Data supplied:
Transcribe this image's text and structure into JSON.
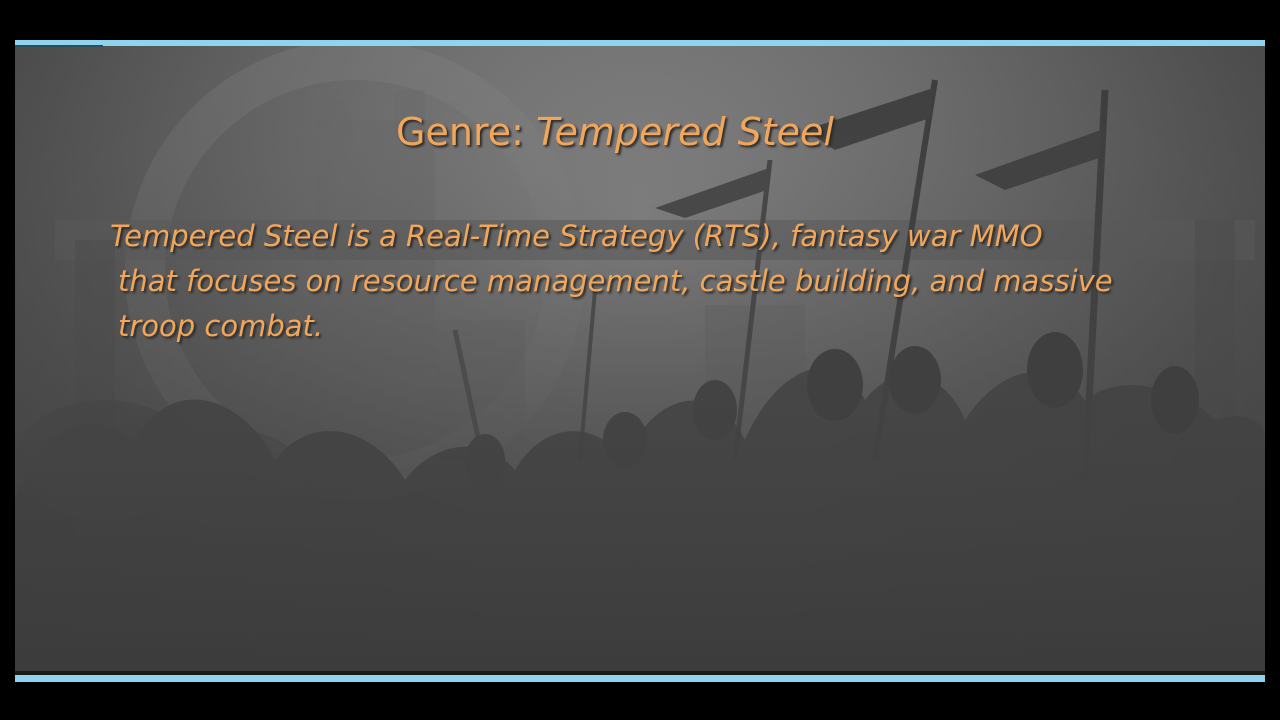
{
  "slide": {
    "title_prefix": "Genre: ",
    "title_name": "Tempered Steel",
    "body_lines": [
      "Tempered Steel is a Real-Time Strategy (RTS), fantasy war MMO",
      "that focuses on resource management, castle building, and massive",
      "troop combat."
    ]
  },
  "colors": {
    "text_accent": "#f2a65a",
    "frame_bar": "#8fd3ee",
    "background": "#000000"
  },
  "icons": {
    "background_art": "army-silhouette-with-banners"
  }
}
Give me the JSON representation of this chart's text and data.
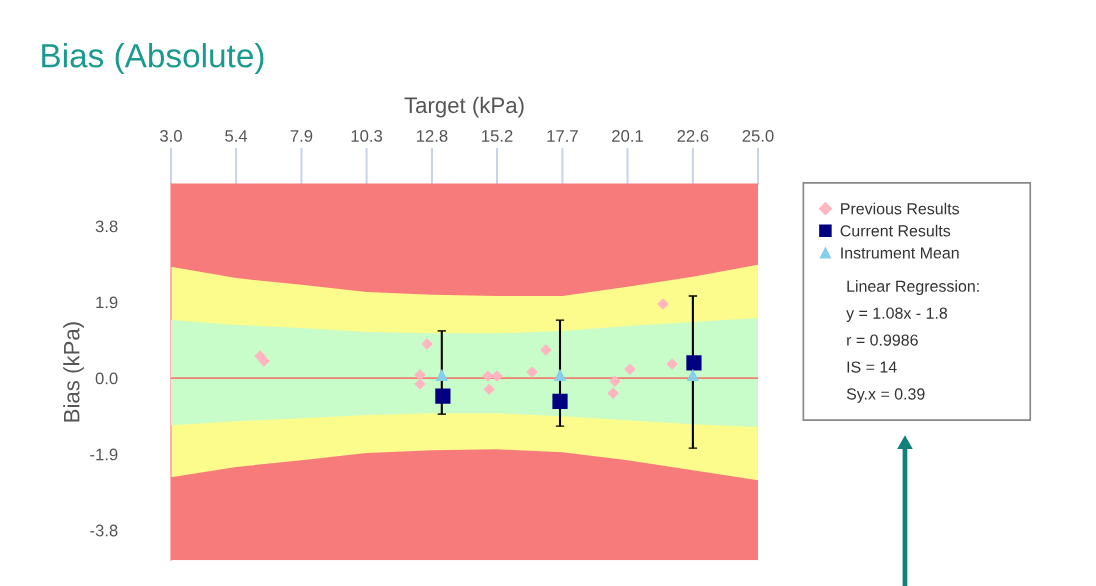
{
  "chart_data": {
    "type": "scatter",
    "title": "Bias (Absolute)",
    "xlabel": "Target (kPa)",
    "ylabel": "Bias (kPa)",
    "xlim": [
      3.0,
      25.0
    ],
    "xticks": [
      {
        "value": 3,
        "label": "3.0"
      },
      {
        "value": 5.44,
        "label": "5.4"
      },
      {
        "value": 7.89,
        "label": "7.9"
      },
      {
        "value": 10.33,
        "label": "10.3"
      },
      {
        "value": 12.78,
        "label": "12.8"
      },
      {
        "value": 15.22,
        "label": "15.2"
      },
      {
        "value": 17.67,
        "label": "17.7"
      },
      {
        "value": 20.11,
        "label": "20.1"
      },
      {
        "value": 22.56,
        "label": "22.6"
      },
      {
        "value": 25,
        "label": "25.0"
      }
    ],
    "ylim": [
      -4.55,
      4.85
    ],
    "yticks": [
      -3.8,
      -1.9,
      {
        "value": 0,
        "label": "0.0"
      },
      1.9,
      3.8
    ],
    "grid": false,
    "legend": "right",
    "bands": [
      {
        "axis": "y",
        "from": -4.55,
        "to": 4.85,
        "color": "#f87b7b"
      }
    ],
    "ref_lines": [
      {
        "axis": "y",
        "value": 0.0,
        "color": "#f08070",
        "line_style": "solid"
      }
    ],
    "series": [
      {
        "type": "area",
        "color": "#fcfc8c",
        "x": [
          3.0,
          5.44,
          7.89,
          10.33,
          12.78,
          15.22,
          17.67,
          20.11,
          22.56,
          25.0
        ],
        "values": [
          2.78,
          2.5,
          2.33,
          2.15,
          2.08,
          2.05,
          2.05,
          2.28,
          2.53,
          2.83
        ]
      },
      {
        "type": "area",
        "color": "#fcfc8c",
        "x": [
          3.0,
          5.44,
          7.89,
          10.33,
          12.78,
          15.22,
          17.67,
          20.11,
          22.56,
          25.0
        ],
        "values": [
          -2.48,
          -2.22,
          -2.05,
          -1.87,
          -1.8,
          -1.78,
          -1.85,
          -2.05,
          -2.3,
          -2.55
        ]
      },
      {
        "type": "area",
        "color": "#c8fcc8",
        "x": [
          3.0,
          5.44,
          7.89,
          10.33,
          12.78,
          15.22,
          17.67,
          20.11,
          22.56,
          25.0
        ],
        "values": [
          1.45,
          1.33,
          1.25,
          1.15,
          1.12,
          1.12,
          1.18,
          1.3,
          1.4,
          1.5
        ]
      },
      {
        "type": "area",
        "color": "#c8fcc8",
        "x": [
          3.0,
          5.44,
          7.89,
          10.33,
          12.78,
          15.22,
          17.67,
          20.11,
          22.56,
          25.0
        ],
        "values": [
          -1.18,
          -1.08,
          -1.0,
          -0.92,
          -0.88,
          -0.88,
          -0.95,
          -1.05,
          -1.15,
          -1.22
        ]
      },
      {
        "name": "Previous Results",
        "type": "scatter",
        "marker": "diamond",
        "color": "#ffb6c1",
        "x": [
          6.34,
          6.49,
          12.6,
          12.33,
          12.33,
          14.88,
          15.22,
          14.92,
          16.53,
          17.05,
          19.64,
          19.57,
          20.2,
          21.44,
          21.78
        ],
        "values": [
          0.55,
          0.43,
          0.85,
          0.08,
          -0.15,
          0.05,
          0.05,
          -0.28,
          0.15,
          0.7,
          -0.08,
          -0.38,
          0.22,
          1.85,
          0.35
        ]
      },
      {
        "name": "Current Results",
        "type": "scatter",
        "marker": "square",
        "color": "#000080",
        "x": [
          13.19,
          17.58,
          22.6
        ],
        "values": [
          -0.45,
          -0.58,
          0.38
        ]
      },
      {
        "name": "Instrument Mean",
        "type": "scatter",
        "marker": "triangle",
        "color": "#87ceeb",
        "x": [
          13.15,
          17.58,
          22.56
        ],
        "values": [
          0.08,
          0.08,
          0.08
        ],
        "errors": [
          [
            -0.9,
            1.18
          ],
          [
            -1.2,
            1.45
          ],
          [
            -1.75,
            2.05
          ]
        ]
      }
    ],
    "annotations": [
      "Linear Regression:",
      "y = 1.08x - 1.8",
      "r = 0.9986",
      "IS = 14",
      "Sy.x = 0.39"
    ]
  }
}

Exercise objective: Check each line above for the word "Bias", and copy the lines where it appears.

The reply:
    "title": "Bias (Absolute)",
    "ylabel": "Bias (kPa)",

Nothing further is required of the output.